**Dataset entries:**
__________________________________________________
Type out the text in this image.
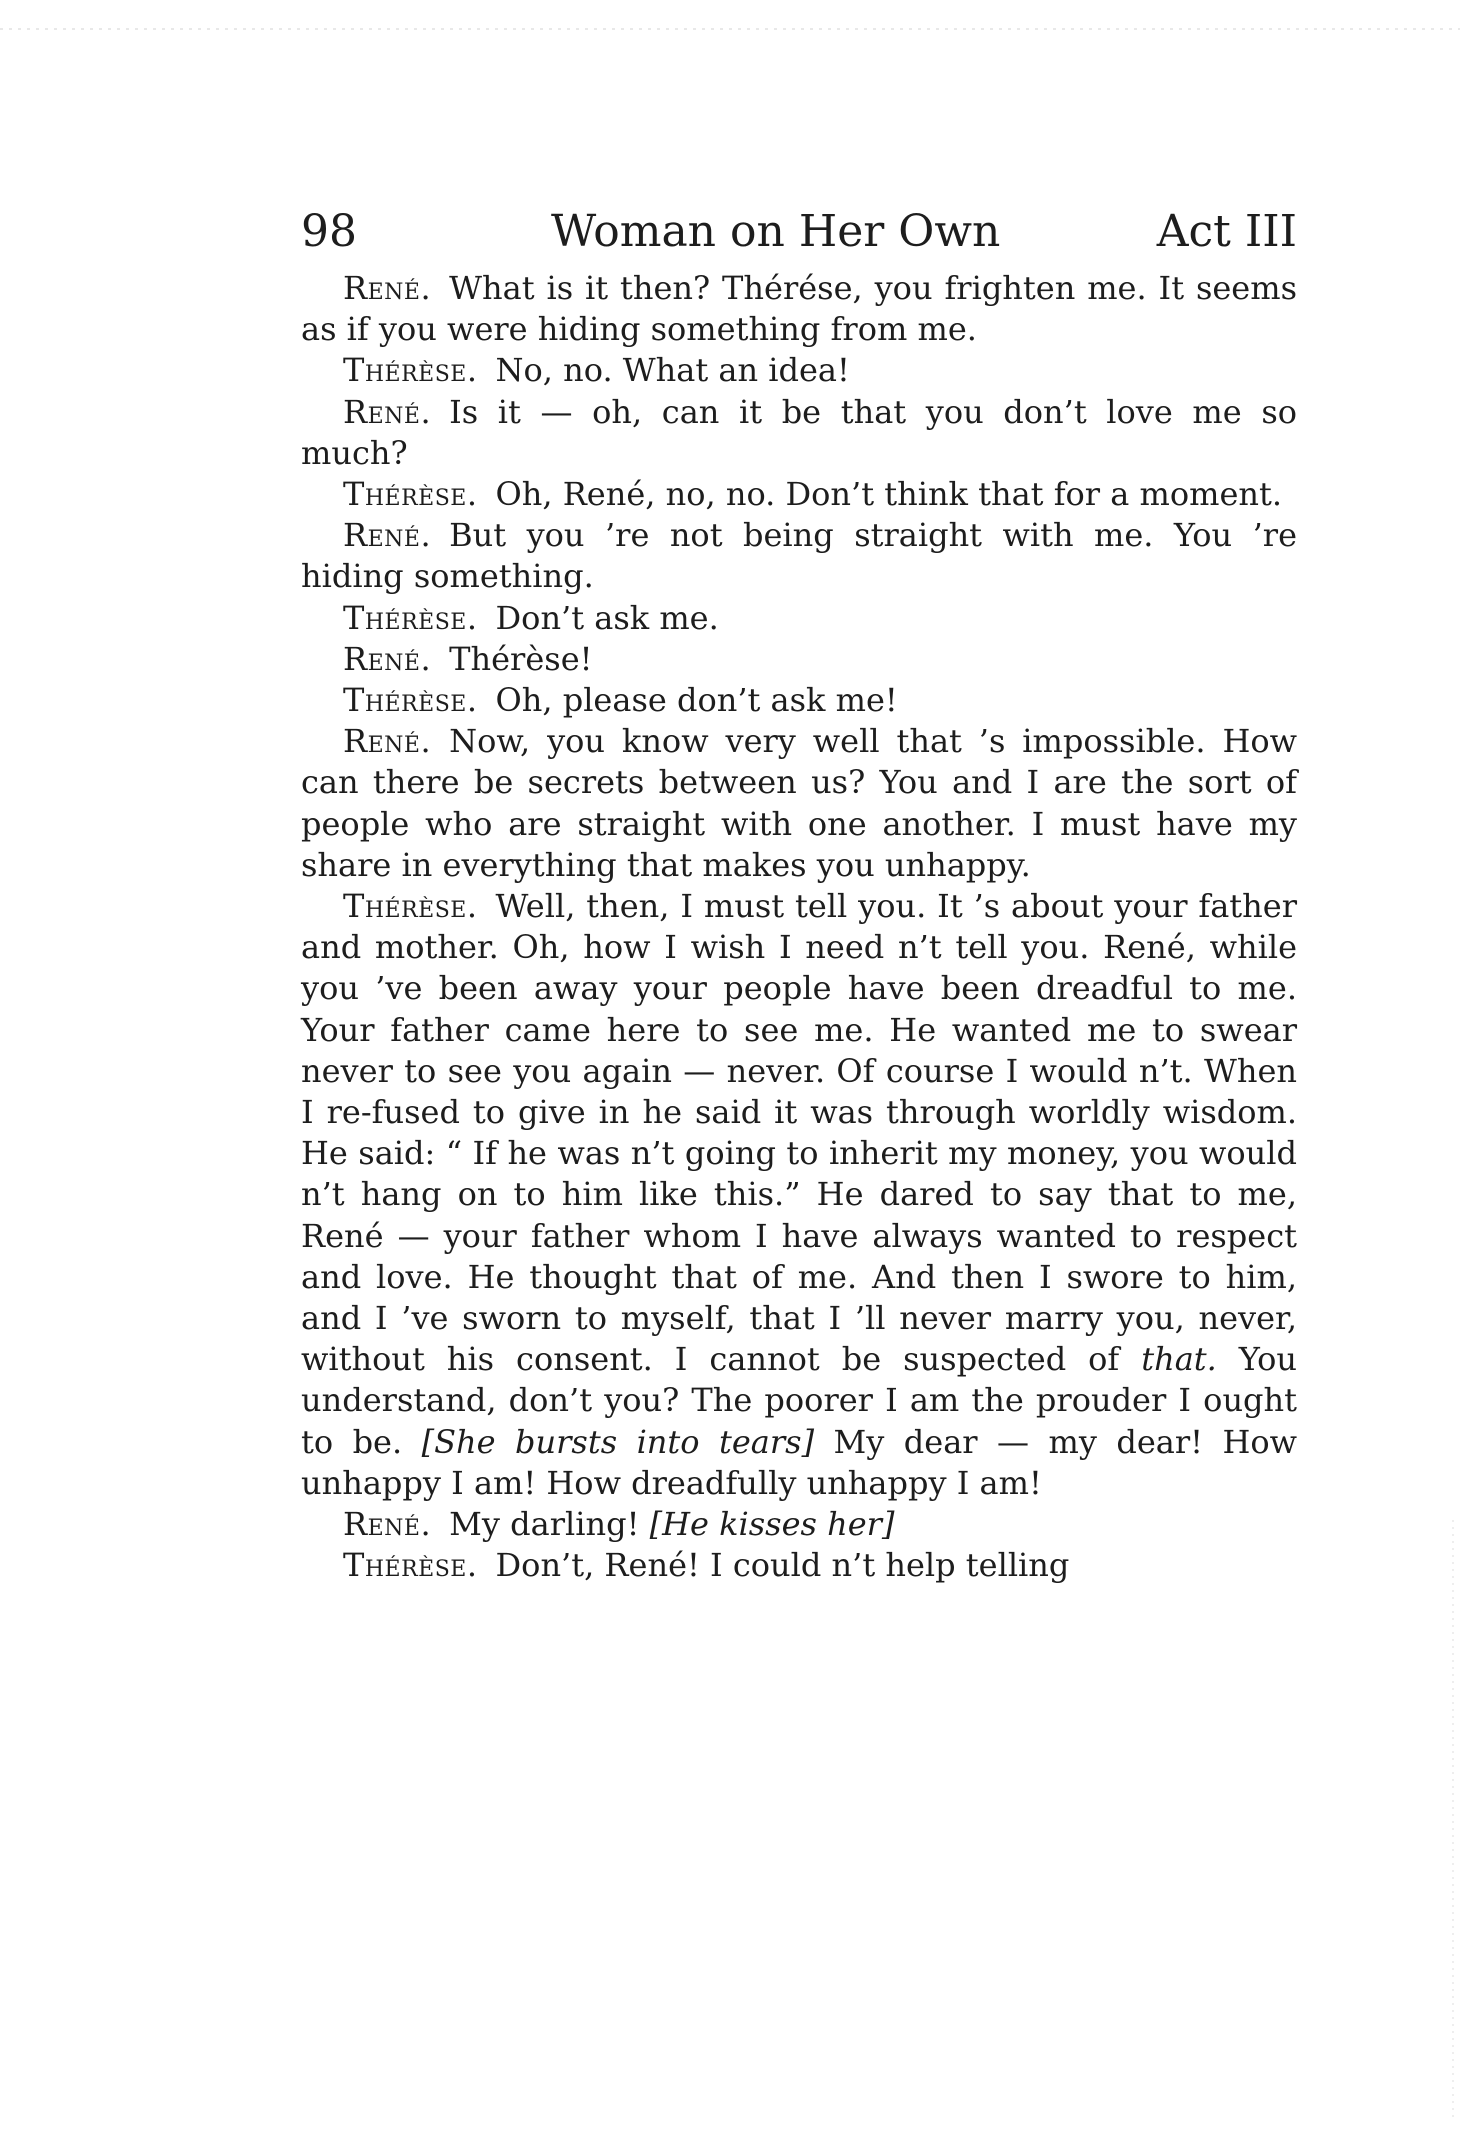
98	Woman on Her Own	Act III

René. What is it then? Thérése, you frighten me. It seems as if you were hiding something from me.

Thérèse. No, no. What an idea!

René. Is it — oh, can it be that you don’t love me so much?

Thérèse. Oh, René, no, no. Don’t think that for a moment.

René. But you ’re not being straight with me. You ’re hiding something.

Thérèse. Don’t ask me.

René. Thérèse!

Thérèse. Oh, please don’t ask me!

René. Now, you know very well that ’s impossible. How can there be secrets between us? You and I are the sort of people who are straight with one another. I must have my share in everything that makes you unhappy.

Thérèse. Well, then, I must tell you. It ’s about your father and mother. Oh, how I wish I need n’t tell you. René, while you ’ve been away your people have been dreadful to me. Your father came here to see me. He wanted me to swear never to see you again — never. Of course I would n’t. When I re-fused to give in he said it was through worldly wisdom. He said: “ If he was n’t going to inherit my money, you would n’t hang on to him like this.” He dared to say that to me, René — your father whom I have always wanted to respect and love. He thought that of me. And then I swore to him, and I ’ve sworn to myself, that I ’ll never marry you, never, without his consent. I cannot be suspected of that. You understand, don’t you? The poorer I am the prouder I ought to be. [She bursts into tears] My dear — my dear! How unhappy I am! How dreadfully unhappy I am!

René. My darling! [He kisses her]

Thérèse. Don’t, René! I could n’t help telling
__________________________________________________
Within the listing above, work out how many lines contain the string "straight", and reply with that number only.

**Task response:**
2